● **The request**
Give back the full material, exactly as it reads.

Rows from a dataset
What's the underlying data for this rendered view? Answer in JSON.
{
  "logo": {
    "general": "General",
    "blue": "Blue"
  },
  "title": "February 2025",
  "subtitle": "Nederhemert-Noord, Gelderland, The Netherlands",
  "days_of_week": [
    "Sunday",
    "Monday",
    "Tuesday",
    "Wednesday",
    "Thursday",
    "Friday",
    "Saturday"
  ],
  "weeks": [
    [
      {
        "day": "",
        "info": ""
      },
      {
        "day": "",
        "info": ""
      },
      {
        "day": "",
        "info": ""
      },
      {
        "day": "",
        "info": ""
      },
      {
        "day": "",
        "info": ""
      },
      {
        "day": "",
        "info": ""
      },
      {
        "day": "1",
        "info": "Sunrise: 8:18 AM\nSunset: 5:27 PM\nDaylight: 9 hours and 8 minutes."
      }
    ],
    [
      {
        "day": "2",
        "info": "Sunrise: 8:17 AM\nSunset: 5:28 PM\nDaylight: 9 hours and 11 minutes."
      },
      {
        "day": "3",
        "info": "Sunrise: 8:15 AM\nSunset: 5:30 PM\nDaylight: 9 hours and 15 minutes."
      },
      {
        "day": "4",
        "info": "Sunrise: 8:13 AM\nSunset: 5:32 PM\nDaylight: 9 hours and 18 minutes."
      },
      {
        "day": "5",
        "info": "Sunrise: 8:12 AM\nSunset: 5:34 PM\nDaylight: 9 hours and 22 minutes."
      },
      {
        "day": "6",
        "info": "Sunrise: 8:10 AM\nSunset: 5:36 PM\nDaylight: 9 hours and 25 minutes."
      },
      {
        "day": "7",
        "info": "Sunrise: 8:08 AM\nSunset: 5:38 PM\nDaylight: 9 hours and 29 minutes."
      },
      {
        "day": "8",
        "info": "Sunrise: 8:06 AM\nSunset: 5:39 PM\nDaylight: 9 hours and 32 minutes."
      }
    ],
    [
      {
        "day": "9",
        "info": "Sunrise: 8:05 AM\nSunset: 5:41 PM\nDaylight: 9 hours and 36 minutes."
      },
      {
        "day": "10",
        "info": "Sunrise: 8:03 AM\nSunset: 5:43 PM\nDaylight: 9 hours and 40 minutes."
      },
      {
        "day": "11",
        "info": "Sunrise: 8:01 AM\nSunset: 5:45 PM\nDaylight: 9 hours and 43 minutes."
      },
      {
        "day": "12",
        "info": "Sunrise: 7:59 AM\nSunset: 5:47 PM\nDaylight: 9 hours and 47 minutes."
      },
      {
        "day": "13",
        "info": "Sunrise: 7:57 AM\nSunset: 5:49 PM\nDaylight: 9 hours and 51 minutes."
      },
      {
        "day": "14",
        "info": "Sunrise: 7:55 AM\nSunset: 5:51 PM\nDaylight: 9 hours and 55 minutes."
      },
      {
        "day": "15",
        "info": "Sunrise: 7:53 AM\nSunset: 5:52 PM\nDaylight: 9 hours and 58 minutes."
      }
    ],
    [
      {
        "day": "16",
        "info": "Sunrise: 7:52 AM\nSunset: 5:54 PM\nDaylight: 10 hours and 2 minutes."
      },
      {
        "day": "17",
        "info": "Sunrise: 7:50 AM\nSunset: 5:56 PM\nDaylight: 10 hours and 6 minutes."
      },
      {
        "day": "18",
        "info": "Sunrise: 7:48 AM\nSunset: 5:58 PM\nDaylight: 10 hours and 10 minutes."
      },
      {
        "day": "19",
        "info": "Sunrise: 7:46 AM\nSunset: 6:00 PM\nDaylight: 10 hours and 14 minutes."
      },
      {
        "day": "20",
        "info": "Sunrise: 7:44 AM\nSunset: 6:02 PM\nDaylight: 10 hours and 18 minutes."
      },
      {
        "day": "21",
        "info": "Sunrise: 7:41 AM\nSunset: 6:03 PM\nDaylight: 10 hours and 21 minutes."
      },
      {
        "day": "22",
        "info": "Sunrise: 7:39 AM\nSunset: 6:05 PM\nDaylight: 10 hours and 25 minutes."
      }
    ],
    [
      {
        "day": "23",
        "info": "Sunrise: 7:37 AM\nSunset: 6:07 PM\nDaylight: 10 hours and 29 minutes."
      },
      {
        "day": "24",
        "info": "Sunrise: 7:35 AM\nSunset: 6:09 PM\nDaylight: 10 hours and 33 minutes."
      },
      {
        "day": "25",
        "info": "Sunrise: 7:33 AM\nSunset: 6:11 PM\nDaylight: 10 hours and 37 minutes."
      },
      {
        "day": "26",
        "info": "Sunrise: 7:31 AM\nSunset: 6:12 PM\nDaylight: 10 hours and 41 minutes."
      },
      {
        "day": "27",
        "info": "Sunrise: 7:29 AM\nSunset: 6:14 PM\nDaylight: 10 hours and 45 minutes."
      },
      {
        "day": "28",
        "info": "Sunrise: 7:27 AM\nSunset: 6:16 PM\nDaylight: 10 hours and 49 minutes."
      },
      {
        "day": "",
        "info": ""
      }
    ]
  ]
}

● **Result**
What's the underlying data for this rendered view? Answer in JSON.
{
  "logo": {
    "general": "General",
    "blue": "Blue"
  },
  "title": "February 2025",
  "subtitle": "Nederhemert-Noord, Gelderland, The Netherlands",
  "days_of_week": [
    "Sunday",
    "Monday",
    "Tuesday",
    "Wednesday",
    "Thursday",
    "Friday",
    "Saturday"
  ],
  "weeks": [
    [
      {
        "day": "",
        "info": ""
      },
      {
        "day": "",
        "info": ""
      },
      {
        "day": "",
        "info": ""
      },
      {
        "day": "",
        "info": ""
      },
      {
        "day": "",
        "info": ""
      },
      {
        "day": "",
        "info": ""
      },
      {
        "day": "1",
        "info": "Sunrise: 8:18 AM\nSunset: 5:27 PM\nDaylight: 9 hours and 8 minutes."
      }
    ],
    [
      {
        "day": "2",
        "info": "Sunrise: 8:17 AM\nSunset: 5:28 PM\nDaylight: 9 hours and 11 minutes."
      },
      {
        "day": "3",
        "info": "Sunrise: 8:15 AM\nSunset: 5:30 PM\nDaylight: 9 hours and 15 minutes."
      },
      {
        "day": "4",
        "info": "Sunrise: 8:13 AM\nSunset: 5:32 PM\nDaylight: 9 hours and 18 minutes."
      },
      {
        "day": "5",
        "info": "Sunrise: 8:12 AM\nSunset: 5:34 PM\nDaylight: 9 hours and 22 minutes."
      },
      {
        "day": "6",
        "info": "Sunrise: 8:10 AM\nSunset: 5:36 PM\nDaylight: 9 hours and 25 minutes."
      },
      {
        "day": "7",
        "info": "Sunrise: 8:08 AM\nSunset: 5:38 PM\nDaylight: 9 hours and 29 minutes."
      },
      {
        "day": "8",
        "info": "Sunrise: 8:06 AM\nSunset: 5:39 PM\nDaylight: 9 hours and 32 minutes."
      }
    ],
    [
      {
        "day": "9",
        "info": "Sunrise: 8:05 AM\nSunset: 5:41 PM\nDaylight: 9 hours and 36 minutes."
      },
      {
        "day": "10",
        "info": "Sunrise: 8:03 AM\nSunset: 5:43 PM\nDaylight: 9 hours and 40 minutes."
      },
      {
        "day": "11",
        "info": "Sunrise: 8:01 AM\nSunset: 5:45 PM\nDaylight: 9 hours and 43 minutes."
      },
      {
        "day": "12",
        "info": "Sunrise: 7:59 AM\nSunset: 5:47 PM\nDaylight: 9 hours and 47 minutes."
      },
      {
        "day": "13",
        "info": "Sunrise: 7:57 AM\nSunset: 5:49 PM\nDaylight: 9 hours and 51 minutes."
      },
      {
        "day": "14",
        "info": "Sunrise: 7:55 AM\nSunset: 5:51 PM\nDaylight: 9 hours and 55 minutes."
      },
      {
        "day": "15",
        "info": "Sunrise: 7:53 AM\nSunset: 5:52 PM\nDaylight: 9 hours and 58 minutes."
      }
    ],
    [
      {
        "day": "16",
        "info": "Sunrise: 7:52 AM\nSunset: 5:54 PM\nDaylight: 10 hours and 2 minutes."
      },
      {
        "day": "17",
        "info": "Sunrise: 7:50 AM\nSunset: 5:56 PM\nDaylight: 10 hours and 6 minutes."
      },
      {
        "day": "18",
        "info": "Sunrise: 7:48 AM\nSunset: 5:58 PM\nDaylight: 10 hours and 10 minutes."
      },
      {
        "day": "19",
        "info": "Sunrise: 7:46 AM\nSunset: 6:00 PM\nDaylight: 10 hours and 14 minutes."
      },
      {
        "day": "20",
        "info": "Sunrise: 7:44 AM\nSunset: 6:02 PM\nDaylight: 10 hours and 18 minutes."
      },
      {
        "day": "21",
        "info": "Sunrise: 7:41 AM\nSunset: 6:03 PM\nDaylight: 10 hours and 21 minutes."
      },
      {
        "day": "22",
        "info": "Sunrise: 7:39 AM\nSunset: 6:05 PM\nDaylight: 10 hours and 25 minutes."
      }
    ],
    [
      {
        "day": "23",
        "info": "Sunrise: 7:37 AM\nSunset: 6:07 PM\nDaylight: 10 hours and 29 minutes."
      },
      {
        "day": "24",
        "info": "Sunrise: 7:35 AM\nSunset: 6:09 PM\nDaylight: 10 hours and 33 minutes."
      },
      {
        "day": "25",
        "info": "Sunrise: 7:33 AM\nSunset: 6:11 PM\nDaylight: 10 hours and 37 minutes."
      },
      {
        "day": "26",
        "info": "Sunrise: 7:31 AM\nSunset: 6:12 PM\nDaylight: 10 hours and 41 minutes."
      },
      {
        "day": "27",
        "info": "Sunrise: 7:29 AM\nSunset: 6:14 PM\nDaylight: 10 hours and 45 minutes."
      },
      {
        "day": "28",
        "info": "Sunrise: 7:27 AM\nSunset: 6:16 PM\nDaylight: 10 hours and 49 minutes."
      },
      {
        "day": "",
        "info": ""
      }
    ]
  ]
}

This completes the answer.